▸ Challenge
Repeat word for word everything from the line containing "Decode this image" to the end of the listing, first and last lines included, and only that.

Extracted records
=-=-=-=-=

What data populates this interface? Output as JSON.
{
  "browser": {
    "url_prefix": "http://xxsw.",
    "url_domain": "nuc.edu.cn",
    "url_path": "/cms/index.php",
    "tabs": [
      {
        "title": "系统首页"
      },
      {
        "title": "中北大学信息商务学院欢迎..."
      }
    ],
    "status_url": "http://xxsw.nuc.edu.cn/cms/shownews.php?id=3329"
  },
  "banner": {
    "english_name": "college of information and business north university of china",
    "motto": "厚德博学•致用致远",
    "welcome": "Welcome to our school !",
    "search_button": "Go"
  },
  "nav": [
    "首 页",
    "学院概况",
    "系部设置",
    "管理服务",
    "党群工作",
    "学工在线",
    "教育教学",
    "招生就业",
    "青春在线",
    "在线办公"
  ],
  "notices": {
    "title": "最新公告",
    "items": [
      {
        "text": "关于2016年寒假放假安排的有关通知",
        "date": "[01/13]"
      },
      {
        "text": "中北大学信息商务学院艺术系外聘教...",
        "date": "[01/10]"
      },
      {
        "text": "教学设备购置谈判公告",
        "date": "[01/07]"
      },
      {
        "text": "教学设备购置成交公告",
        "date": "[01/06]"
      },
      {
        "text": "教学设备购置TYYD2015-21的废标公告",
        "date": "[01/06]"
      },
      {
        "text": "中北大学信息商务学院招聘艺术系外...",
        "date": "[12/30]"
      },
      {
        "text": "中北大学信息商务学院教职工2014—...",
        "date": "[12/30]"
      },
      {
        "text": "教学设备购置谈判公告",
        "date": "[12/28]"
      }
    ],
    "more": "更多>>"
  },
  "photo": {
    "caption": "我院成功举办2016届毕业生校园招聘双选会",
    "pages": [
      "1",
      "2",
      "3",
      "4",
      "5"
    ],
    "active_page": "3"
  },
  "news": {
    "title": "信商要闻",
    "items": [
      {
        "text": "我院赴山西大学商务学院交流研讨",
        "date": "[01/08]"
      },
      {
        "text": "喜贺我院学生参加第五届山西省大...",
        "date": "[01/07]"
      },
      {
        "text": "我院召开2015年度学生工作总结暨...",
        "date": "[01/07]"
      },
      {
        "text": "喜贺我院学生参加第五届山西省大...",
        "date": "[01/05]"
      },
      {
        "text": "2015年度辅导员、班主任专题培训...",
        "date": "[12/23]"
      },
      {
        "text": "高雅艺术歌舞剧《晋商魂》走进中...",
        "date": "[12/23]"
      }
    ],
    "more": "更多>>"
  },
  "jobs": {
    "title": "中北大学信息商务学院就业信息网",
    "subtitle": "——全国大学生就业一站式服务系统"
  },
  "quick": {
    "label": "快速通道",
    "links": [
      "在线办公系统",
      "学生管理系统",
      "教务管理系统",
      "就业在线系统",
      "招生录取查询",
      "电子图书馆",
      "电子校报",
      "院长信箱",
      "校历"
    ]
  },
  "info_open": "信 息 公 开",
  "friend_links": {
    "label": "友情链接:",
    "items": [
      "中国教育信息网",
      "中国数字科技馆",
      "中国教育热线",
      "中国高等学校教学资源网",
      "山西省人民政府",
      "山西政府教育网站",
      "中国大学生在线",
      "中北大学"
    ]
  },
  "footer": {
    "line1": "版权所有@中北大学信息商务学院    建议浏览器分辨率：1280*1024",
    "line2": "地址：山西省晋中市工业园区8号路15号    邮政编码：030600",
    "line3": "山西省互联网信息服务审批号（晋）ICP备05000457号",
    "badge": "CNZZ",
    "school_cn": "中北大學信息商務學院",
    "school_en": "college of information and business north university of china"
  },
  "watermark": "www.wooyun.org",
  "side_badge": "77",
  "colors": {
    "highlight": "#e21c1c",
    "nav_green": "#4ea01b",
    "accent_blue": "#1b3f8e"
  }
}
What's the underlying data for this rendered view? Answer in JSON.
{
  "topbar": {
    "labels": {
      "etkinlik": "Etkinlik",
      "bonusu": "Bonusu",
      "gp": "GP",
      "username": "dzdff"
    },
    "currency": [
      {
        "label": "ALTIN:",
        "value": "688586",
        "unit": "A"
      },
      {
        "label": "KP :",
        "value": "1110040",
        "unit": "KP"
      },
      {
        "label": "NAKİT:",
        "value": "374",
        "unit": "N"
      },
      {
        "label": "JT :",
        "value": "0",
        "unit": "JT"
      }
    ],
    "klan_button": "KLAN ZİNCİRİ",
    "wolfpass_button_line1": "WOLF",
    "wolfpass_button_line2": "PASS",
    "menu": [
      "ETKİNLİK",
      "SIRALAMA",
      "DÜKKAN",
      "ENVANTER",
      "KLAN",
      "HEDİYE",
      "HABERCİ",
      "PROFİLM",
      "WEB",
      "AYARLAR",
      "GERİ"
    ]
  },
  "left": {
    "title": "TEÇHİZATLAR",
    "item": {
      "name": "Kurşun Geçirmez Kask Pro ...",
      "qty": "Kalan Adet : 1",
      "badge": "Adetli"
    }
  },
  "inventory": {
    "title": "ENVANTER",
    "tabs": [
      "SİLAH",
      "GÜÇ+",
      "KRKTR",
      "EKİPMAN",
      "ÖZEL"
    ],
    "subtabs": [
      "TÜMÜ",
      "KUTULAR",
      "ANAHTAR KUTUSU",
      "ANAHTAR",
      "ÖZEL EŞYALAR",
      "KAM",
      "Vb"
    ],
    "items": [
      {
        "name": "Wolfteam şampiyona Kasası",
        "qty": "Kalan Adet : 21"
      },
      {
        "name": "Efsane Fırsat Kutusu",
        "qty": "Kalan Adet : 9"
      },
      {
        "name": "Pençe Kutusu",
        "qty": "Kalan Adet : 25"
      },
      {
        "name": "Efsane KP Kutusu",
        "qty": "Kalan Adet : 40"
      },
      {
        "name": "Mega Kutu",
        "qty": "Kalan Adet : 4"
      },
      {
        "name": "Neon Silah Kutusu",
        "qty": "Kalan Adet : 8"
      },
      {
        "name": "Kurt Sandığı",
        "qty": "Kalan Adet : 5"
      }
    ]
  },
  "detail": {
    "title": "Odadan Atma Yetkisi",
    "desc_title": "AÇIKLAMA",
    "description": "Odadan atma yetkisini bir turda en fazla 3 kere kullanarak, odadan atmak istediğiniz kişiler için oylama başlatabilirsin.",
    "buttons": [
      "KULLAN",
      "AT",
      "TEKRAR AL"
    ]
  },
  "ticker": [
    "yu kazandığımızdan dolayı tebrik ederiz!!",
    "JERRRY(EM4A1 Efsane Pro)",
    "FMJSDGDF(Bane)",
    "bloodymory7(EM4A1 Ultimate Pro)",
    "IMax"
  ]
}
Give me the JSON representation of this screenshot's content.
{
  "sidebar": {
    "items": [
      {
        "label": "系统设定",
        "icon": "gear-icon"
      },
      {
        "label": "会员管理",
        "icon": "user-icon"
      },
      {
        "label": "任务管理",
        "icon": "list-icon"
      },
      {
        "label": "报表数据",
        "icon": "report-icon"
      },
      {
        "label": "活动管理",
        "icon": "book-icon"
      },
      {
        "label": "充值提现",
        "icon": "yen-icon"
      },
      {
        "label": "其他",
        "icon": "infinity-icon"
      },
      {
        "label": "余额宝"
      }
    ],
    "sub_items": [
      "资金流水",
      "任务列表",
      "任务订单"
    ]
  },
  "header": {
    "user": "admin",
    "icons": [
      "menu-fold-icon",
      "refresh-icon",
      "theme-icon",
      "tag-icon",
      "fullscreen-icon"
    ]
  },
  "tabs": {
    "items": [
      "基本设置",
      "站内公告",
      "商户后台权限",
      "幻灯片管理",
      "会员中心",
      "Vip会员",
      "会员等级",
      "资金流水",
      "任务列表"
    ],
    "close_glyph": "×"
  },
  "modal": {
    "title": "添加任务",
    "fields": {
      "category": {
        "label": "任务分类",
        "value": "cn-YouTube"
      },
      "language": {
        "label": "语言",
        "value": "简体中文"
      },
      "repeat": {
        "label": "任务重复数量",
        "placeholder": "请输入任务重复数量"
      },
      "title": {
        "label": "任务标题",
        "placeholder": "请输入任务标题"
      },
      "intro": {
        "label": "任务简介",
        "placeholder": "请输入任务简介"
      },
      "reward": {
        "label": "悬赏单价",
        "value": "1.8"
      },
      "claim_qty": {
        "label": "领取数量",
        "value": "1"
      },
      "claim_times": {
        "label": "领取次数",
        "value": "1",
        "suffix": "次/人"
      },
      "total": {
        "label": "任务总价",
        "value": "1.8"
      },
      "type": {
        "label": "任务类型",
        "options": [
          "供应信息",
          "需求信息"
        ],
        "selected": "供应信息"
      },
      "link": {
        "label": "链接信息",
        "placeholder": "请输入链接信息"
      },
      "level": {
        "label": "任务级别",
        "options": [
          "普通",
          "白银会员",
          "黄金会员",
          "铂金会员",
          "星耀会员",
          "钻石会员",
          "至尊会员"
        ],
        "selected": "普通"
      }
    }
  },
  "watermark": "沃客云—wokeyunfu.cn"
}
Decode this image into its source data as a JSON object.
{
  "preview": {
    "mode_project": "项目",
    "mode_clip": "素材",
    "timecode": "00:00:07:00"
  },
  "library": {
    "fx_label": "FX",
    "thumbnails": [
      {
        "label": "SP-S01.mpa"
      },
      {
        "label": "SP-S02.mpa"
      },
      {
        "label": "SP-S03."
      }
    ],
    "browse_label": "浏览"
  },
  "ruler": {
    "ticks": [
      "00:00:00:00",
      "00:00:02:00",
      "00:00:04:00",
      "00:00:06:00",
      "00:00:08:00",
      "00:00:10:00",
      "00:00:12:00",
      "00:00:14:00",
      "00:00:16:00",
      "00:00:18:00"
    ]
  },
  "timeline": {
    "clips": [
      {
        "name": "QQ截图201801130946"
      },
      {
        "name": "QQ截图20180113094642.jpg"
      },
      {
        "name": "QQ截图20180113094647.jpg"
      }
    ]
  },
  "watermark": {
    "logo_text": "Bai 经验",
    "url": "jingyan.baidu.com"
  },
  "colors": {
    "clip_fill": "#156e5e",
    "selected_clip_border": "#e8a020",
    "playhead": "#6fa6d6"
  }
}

=-=-=-=-=

▸ Answer
Decode this image into its source data as a JSON object.
{
  "preview": {
    "mode_project": "项目",
    "mode_clip": "素材",
    "timecode": "00:00:07:00"
  },
  "library": {
    "fx_label": "FX",
    "thumbnails": [
      {
        "label": "SP-S01.mpa"
      },
      {
        "label": "SP-S02.mpa"
      },
      {
        "label": "SP-S03."
      }
    ],
    "browse_label": "浏览"
  },
  "ruler": {
    "ticks": [
      "00:00:00:00",
      "00:00:02:00",
      "00:00:04:00",
      "00:00:06:00",
      "00:00:08:00",
      "00:00:10:00",
      "00:00:12:00",
      "00:00:14:00",
      "00:00:16:00",
      "00:00:18:00"
    ]
  },
  "timeline": {
    "clips": [
      {
        "name": "QQ截图201801130946"
      },
      {
        "name": "QQ截图20180113094642.jpg"
      },
      {
        "name": "QQ截图20180113094647.jpg"
      }
    ]
  },
  "watermark": {
    "logo_text": "Bai 经验",
    "url": "jingyan.baidu.com"
  },
  "colors": {
    "clip_fill": "#156e5e",
    "selected_clip_border": "#e8a020",
    "playhead": "#6fa6d6"
  }
}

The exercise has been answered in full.